What you have to do: Lines that hold the word "SCCHH" should be located and copied.
★ ★ ★ ★
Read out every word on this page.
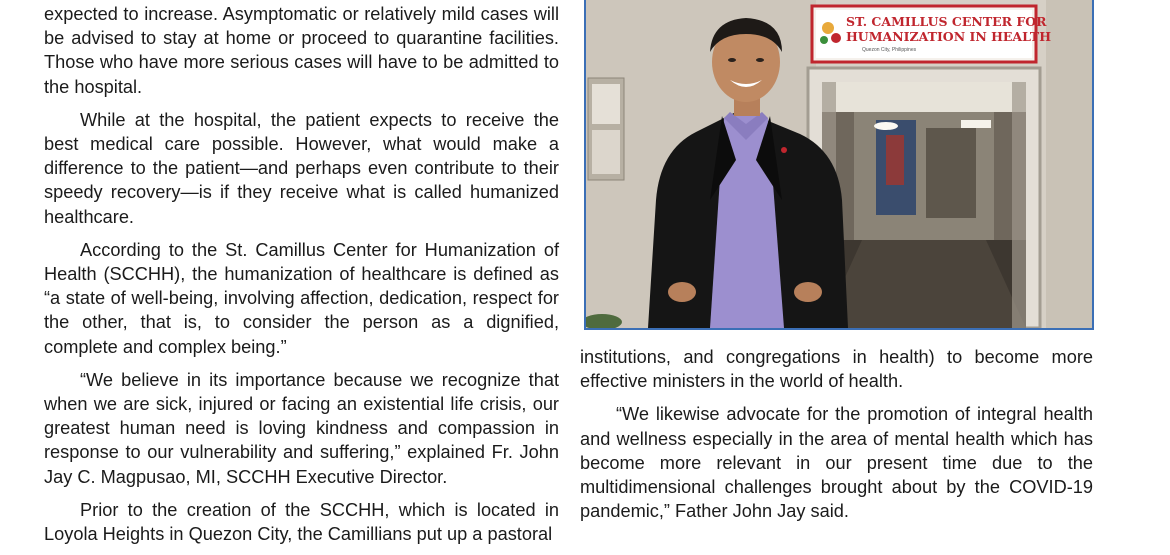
expected to increase. Asymptomatic or relatively mild cases will be advised to stay at home or proceed to quarantine facilities. Those who have more serious cases will have to be admitted to the hospital.

While at the hospital, the patient expects to receive the best medical care possible. However, what would make a difference to the patient—and perhaps even contribute to their speedy recovery—is if they receive what is called humanized healthcare.

According to the St. Camillus Center for Humanization of Health (SCCHH), the humanization of healthcare is defined as “a state of well-being, involving affection, dedication, respect for the other, that is, to consider the person as a dignified, complete and complex being.”

“We believe in its importance because we recognize that when we are sick, injured or facing an existential life crisis, our greatest human need is loving kindness and compassion in response to our vulnerability and suffering,” explained Fr. John Jay C. Magpusao, MI, SCCHH Executive Director.

Prior to the creation of the SCCHH, which is located in Loyola Heights in Quezon City, the Camillians put up a pastoral

ST. CAMILLUS CENTER FOR
HUMANIZATION IN HEALTH
Quezon City, Philippines

institutions, and congregations in health) to become more effective ministers in the world of health.

“We likewise advocate for the promotion of integral health and wellness especially in the area of mental health which has become more relevant in our present time due to the multidimensional challenges brought about by the COVID-19 pandemic,” Father John Jay said.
★ ★ ★ ★
Solution for this task:
According to the St. Camillus Center for Humanization of Health (SCCHH), the humanization of healthcare is defined as “a state of well-being, involving affection, dedication, respect for the other, that is, to consider the person as a dignified, complete and complex being.”
“We believe in its importance because we recognize that when we are sick, injured or facing an existential life crisis, our greatest human need is loving kindness and compassion in response to our vulnerability and suffering,” explained Fr. John Jay C. Magpusao, MI, SCCHH Executive Director.
Prior to the creation of the SCCHH, which is located in Loyola Heights in Quezon City, the Camillians put up a pastoral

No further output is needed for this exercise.